» What you need to do
Locate each line in the records containing "Cresciuti". Copy it.

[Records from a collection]
★ ★ ★ ★ ★

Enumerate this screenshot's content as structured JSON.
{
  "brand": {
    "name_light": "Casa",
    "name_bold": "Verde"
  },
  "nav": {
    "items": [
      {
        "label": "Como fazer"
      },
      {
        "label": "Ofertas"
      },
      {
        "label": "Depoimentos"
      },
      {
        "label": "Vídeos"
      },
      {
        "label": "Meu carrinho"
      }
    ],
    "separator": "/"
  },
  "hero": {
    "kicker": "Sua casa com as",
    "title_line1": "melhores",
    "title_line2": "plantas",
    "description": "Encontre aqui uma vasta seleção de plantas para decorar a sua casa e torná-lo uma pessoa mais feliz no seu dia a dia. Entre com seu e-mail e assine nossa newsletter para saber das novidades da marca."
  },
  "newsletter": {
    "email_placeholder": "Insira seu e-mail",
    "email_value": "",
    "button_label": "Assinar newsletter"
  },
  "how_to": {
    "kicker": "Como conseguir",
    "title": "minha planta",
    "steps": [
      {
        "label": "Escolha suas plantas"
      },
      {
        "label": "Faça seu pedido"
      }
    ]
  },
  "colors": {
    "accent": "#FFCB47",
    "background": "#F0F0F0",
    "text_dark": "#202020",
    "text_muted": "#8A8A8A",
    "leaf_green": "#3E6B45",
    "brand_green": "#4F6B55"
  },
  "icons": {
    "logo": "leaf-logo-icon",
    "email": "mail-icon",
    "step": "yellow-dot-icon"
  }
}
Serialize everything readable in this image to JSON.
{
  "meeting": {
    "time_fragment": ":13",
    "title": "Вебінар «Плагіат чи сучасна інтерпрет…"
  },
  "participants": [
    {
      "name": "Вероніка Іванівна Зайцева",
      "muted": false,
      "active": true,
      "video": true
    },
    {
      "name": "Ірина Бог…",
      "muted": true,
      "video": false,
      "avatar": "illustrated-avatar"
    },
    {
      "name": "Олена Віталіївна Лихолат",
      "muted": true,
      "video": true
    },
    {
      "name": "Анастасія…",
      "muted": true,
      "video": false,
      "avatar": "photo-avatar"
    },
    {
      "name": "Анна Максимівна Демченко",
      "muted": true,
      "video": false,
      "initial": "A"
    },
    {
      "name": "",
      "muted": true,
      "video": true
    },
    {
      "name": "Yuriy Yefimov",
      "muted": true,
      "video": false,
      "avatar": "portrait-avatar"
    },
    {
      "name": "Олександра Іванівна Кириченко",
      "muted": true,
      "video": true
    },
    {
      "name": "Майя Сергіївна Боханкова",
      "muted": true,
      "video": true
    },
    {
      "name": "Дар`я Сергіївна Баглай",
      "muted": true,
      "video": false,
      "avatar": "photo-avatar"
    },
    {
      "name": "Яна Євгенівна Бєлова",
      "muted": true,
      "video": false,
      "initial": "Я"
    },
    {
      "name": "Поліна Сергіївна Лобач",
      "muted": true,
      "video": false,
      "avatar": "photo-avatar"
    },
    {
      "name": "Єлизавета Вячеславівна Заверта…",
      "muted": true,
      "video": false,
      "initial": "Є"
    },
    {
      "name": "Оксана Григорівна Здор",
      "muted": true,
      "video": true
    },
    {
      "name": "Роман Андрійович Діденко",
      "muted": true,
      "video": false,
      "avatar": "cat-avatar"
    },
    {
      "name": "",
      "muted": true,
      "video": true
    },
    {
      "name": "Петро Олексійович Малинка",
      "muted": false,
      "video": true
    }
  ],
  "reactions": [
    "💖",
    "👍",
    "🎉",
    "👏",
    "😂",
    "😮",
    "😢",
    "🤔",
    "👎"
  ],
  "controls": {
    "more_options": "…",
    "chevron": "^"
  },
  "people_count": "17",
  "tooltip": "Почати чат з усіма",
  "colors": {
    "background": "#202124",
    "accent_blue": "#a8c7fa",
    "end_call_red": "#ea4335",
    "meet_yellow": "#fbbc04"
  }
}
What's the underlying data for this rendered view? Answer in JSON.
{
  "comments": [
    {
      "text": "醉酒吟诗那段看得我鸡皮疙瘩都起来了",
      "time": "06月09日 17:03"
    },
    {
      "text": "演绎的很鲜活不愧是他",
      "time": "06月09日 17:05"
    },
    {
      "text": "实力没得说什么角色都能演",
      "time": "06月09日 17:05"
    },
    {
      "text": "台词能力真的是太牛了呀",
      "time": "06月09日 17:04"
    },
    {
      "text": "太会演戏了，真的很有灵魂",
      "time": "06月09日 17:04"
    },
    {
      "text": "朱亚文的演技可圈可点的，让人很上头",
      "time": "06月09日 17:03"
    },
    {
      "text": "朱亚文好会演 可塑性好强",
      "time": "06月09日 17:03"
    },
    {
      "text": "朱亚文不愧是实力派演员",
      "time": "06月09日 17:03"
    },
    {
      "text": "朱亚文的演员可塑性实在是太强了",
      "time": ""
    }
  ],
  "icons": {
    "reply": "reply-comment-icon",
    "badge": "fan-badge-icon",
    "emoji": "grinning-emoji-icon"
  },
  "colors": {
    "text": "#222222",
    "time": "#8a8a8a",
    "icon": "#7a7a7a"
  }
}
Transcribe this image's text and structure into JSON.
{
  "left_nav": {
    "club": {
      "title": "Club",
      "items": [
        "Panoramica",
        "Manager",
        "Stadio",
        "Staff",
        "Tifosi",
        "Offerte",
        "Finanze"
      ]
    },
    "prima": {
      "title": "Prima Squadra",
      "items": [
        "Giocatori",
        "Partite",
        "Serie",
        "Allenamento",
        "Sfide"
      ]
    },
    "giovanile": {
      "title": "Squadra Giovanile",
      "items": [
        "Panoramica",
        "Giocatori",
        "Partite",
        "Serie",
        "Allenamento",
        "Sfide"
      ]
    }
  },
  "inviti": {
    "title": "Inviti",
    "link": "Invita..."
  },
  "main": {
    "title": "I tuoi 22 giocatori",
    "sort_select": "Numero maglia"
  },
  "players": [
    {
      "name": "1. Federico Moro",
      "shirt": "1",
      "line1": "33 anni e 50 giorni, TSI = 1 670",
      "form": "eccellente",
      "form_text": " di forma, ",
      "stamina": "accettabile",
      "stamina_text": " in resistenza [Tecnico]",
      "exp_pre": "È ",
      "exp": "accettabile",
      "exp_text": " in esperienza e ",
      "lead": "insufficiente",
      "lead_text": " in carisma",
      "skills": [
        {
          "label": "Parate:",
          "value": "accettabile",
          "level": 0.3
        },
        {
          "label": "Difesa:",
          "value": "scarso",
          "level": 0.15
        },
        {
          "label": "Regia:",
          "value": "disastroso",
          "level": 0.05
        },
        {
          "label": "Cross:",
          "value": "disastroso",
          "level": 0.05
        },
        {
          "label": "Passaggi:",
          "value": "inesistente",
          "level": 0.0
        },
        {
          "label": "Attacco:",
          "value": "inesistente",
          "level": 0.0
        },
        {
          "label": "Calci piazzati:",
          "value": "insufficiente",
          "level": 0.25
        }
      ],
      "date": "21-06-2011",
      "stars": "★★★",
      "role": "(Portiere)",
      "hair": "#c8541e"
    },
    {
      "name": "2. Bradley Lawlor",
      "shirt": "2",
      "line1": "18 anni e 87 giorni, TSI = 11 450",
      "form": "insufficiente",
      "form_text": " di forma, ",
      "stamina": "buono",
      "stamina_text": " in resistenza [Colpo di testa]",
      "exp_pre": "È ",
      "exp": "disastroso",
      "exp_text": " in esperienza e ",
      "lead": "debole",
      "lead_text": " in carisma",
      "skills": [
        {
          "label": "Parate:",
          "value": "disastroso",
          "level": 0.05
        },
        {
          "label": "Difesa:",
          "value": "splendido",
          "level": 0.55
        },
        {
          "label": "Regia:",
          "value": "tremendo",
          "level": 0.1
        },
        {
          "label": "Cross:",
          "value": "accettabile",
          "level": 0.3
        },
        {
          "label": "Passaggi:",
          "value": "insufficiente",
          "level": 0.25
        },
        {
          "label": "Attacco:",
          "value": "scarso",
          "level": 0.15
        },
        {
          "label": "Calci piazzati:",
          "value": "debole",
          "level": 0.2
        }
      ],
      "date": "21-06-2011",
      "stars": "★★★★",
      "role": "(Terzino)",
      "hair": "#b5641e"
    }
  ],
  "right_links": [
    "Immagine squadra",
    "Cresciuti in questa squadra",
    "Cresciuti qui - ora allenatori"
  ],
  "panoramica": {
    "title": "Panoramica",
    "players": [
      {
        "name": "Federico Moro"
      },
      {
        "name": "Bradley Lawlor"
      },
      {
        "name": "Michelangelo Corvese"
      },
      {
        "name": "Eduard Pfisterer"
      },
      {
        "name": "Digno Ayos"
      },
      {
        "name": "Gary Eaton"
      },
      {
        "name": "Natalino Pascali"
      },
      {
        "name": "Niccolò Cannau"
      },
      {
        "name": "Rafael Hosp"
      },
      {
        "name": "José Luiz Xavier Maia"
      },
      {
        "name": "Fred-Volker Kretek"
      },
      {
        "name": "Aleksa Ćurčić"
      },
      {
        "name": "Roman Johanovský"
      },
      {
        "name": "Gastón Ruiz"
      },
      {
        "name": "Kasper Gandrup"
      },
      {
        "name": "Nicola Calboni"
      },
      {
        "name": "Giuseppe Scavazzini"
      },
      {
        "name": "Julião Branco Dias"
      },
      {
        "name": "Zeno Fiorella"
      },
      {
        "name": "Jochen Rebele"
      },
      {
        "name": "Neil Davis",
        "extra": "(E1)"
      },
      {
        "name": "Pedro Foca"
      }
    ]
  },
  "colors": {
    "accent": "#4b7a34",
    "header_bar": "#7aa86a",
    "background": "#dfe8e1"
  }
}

★ ★ ★ ★ ★

» Final answer
    "Cresciuti in questa squadra",
    "Cresciuti qui - ora allenatori"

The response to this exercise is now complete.